### Raw records

>> begin

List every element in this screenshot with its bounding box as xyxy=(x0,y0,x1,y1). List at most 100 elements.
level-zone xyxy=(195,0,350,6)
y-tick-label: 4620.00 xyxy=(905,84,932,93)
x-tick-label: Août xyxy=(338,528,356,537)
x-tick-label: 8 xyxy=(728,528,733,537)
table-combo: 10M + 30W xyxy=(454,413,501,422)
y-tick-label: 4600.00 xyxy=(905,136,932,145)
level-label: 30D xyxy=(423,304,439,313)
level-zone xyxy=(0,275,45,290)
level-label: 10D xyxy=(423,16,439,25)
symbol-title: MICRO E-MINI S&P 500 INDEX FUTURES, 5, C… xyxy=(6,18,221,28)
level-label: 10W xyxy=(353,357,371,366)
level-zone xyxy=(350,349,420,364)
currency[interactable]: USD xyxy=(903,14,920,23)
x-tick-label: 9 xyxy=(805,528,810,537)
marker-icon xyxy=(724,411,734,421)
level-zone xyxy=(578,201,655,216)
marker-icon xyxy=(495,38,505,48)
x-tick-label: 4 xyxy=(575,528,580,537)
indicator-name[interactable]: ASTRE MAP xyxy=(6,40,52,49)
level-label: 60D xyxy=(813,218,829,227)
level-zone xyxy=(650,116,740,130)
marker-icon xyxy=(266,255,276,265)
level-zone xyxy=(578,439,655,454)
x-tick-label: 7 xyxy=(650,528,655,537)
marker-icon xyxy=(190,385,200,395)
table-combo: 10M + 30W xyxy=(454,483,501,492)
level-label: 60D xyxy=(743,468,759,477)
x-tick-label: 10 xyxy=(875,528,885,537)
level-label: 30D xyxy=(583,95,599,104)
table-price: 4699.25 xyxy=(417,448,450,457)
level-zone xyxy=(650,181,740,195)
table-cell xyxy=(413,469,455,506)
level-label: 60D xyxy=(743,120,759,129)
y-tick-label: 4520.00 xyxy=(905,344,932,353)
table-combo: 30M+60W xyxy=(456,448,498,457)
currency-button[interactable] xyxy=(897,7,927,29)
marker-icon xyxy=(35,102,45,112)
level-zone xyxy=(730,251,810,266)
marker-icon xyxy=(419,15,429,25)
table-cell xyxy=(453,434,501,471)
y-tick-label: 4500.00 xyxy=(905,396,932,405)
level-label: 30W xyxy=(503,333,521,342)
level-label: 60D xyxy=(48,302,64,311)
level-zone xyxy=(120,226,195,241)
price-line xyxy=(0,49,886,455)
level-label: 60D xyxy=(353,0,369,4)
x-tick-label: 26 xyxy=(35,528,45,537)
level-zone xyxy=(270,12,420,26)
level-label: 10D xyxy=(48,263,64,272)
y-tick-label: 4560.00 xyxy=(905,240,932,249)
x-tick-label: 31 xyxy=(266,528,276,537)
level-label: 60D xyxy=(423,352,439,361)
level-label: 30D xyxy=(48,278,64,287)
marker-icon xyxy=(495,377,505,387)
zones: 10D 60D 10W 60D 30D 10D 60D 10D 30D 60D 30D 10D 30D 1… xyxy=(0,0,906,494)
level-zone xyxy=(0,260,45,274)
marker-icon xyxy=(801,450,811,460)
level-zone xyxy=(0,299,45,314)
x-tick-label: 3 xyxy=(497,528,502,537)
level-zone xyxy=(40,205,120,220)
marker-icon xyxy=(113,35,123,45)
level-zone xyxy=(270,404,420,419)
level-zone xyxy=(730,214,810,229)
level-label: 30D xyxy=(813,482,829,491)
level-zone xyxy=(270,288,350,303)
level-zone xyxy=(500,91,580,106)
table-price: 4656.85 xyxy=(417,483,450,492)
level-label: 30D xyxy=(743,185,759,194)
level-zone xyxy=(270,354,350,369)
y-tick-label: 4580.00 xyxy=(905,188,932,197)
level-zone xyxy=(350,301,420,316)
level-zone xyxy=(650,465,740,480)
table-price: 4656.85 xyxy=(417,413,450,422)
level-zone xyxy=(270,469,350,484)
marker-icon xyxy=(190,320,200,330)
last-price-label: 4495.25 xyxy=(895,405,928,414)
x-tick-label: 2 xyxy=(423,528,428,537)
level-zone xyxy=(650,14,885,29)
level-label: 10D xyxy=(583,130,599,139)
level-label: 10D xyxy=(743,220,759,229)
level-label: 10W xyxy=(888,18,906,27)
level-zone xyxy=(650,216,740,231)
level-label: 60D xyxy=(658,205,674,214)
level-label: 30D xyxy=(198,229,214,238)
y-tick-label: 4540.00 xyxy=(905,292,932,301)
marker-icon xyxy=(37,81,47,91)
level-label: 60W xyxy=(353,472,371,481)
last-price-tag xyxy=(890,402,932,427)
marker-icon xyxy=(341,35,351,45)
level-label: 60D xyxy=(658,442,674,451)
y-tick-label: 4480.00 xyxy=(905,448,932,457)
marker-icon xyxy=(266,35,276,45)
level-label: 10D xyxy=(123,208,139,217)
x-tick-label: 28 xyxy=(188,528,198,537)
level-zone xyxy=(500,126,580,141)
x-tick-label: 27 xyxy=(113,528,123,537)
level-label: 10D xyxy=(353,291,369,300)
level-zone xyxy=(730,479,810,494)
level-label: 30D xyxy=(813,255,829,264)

>> end

### DESCRIPTION OF THE TASK
Revise the records above by changing each "marker-icon" to "marker-symbol", keeping every other character as it is.

### TASK ANSWER
List every element in this screenshot with its bounding box as xyxy=(x0,y0,x1,y1). List at most 100 elements.
level-zone xyxy=(195,0,350,6)
y-tick-label: 4620.00 xyxy=(905,84,932,93)
x-tick-label: Août xyxy=(338,528,356,537)
x-tick-label: 8 xyxy=(728,528,733,537)
table-combo: 10M + 30W xyxy=(454,413,501,422)
y-tick-label: 4600.00 xyxy=(905,136,932,145)
level-label: 30D xyxy=(423,304,439,313)
level-zone xyxy=(0,275,45,290)
level-label: 10D xyxy=(423,16,439,25)
symbol-title: MICRO E-MINI S&P 500 INDEX FUTURES, 5, C… xyxy=(6,18,221,28)
level-label: 10W xyxy=(353,357,371,366)
level-zone xyxy=(350,349,420,364)
currency[interactable]: USD xyxy=(903,14,920,23)
x-tick-label: 9 xyxy=(805,528,810,537)
marker-symbol xyxy=(724,411,734,421)
level-zone xyxy=(578,201,655,216)
marker-symbol xyxy=(495,38,505,48)
x-tick-label: 4 xyxy=(575,528,580,537)
indicator-name[interactable]: ASTRE MAP xyxy=(6,40,52,49)
level-label: 60D xyxy=(813,218,829,227)
level-zone xyxy=(650,116,740,130)
marker-symbol xyxy=(266,255,276,265)
level-zone xyxy=(578,439,655,454)
x-tick-label: 7 xyxy=(650,528,655,537)
marker-symbol xyxy=(190,385,200,395)
table-combo: 10M + 30W xyxy=(454,483,501,492)
level-label: 60D xyxy=(743,468,759,477)
x-tick-label: 10 xyxy=(875,528,885,537)
level-label: 30D xyxy=(583,95,599,104)
table-price: 4699.25 xyxy=(417,448,450,457)
level-zone xyxy=(650,181,740,195)
table-cell xyxy=(413,469,455,506)
level-label: 60D xyxy=(743,120,759,129)
y-tick-label: 4520.00 xyxy=(905,344,932,353)
table-combo: 30M+60W xyxy=(456,448,498,457)
currency-button[interactable] xyxy=(897,7,927,29)
marker-symbol xyxy=(35,102,45,112)
level-zone xyxy=(730,251,810,266)
marker-symbol xyxy=(419,15,429,25)
table-cell xyxy=(453,434,501,471)
y-tick-label: 4500.00 xyxy=(905,396,932,405)
level-label: 30W xyxy=(503,333,521,342)
level-label: 60D xyxy=(48,302,64,311)
level-zone xyxy=(120,226,195,241)
price-line xyxy=(0,49,886,455)
level-label: 60D xyxy=(353,0,369,4)
x-tick-label: 26 xyxy=(35,528,45,537)
level-zone xyxy=(270,12,420,26)
level-label: 10D xyxy=(48,263,64,272)
y-tick-label: 4560.00 xyxy=(905,240,932,249)
x-tick-label: 31 xyxy=(266,528,276,537)
level-label: 60D xyxy=(423,352,439,361)
level-label: 30D xyxy=(48,278,64,287)
marker-symbol xyxy=(495,377,505,387)
zones: 10D 60D 10W 60D 30D 10D 60D 10D 30D 60D 30D 10D 30D 1… xyxy=(0,0,906,494)
level-zone xyxy=(0,260,45,274)
marker-symbol xyxy=(801,450,811,460)
level-zone xyxy=(0,299,45,314)
x-tick-label: 3 xyxy=(497,528,502,537)
level-zone xyxy=(40,205,120,220)
marker-symbol xyxy=(113,35,123,45)
level-zone xyxy=(270,404,420,419)
level-zone xyxy=(730,214,810,229)
level-label: 30D xyxy=(813,482,829,491)
level-zone xyxy=(270,288,350,303)
level-zone xyxy=(500,91,580,106)
table-price: 4656.85 xyxy=(417,483,450,492)
level-label: 30D xyxy=(743,185,759,194)
level-zone xyxy=(270,354,350,369)
y-tick-label: 4580.00 xyxy=(905,188,932,197)
level-zone xyxy=(350,301,420,316)
level-zone xyxy=(650,465,740,480)
table-price: 4656.85 xyxy=(417,413,450,422)
level-zone xyxy=(270,469,350,484)
marker-symbol xyxy=(190,320,200,330)
last-price-label: 4495.25 xyxy=(895,405,928,414)
x-tick-label: 2 xyxy=(423,528,428,537)
level-zone xyxy=(650,14,885,29)
level-label: 10D xyxy=(583,130,599,139)
level-label: 10D xyxy=(743,220,759,229)
level-label: 10W xyxy=(888,18,906,27)
level-zone xyxy=(650,216,740,231)
level-label: 60D xyxy=(658,205,674,214)
level-label: 30D xyxy=(198,229,214,238)
y-tick-label: 4540.00 xyxy=(905,292,932,301)
marker-symbol xyxy=(37,81,47,91)
level-label: 60W xyxy=(353,472,371,481)
last-price-tag xyxy=(890,402,932,427)
marker-symbol xyxy=(341,35,351,45)
level-label: 60D xyxy=(658,442,674,451)
y-tick-label: 4480.00 xyxy=(905,448,932,457)
marker-symbol xyxy=(266,35,276,45)
level-label: 10D xyxy=(123,208,139,217)
x-tick-label: 28 xyxy=(188,528,198,537)
level-zone xyxy=(500,126,580,141)
x-tick-label: 27 xyxy=(113,528,123,537)
level-label: 10D xyxy=(353,291,369,300)
level-zone xyxy=(730,479,810,494)
level-label: 30D xyxy=(813,255,829,264)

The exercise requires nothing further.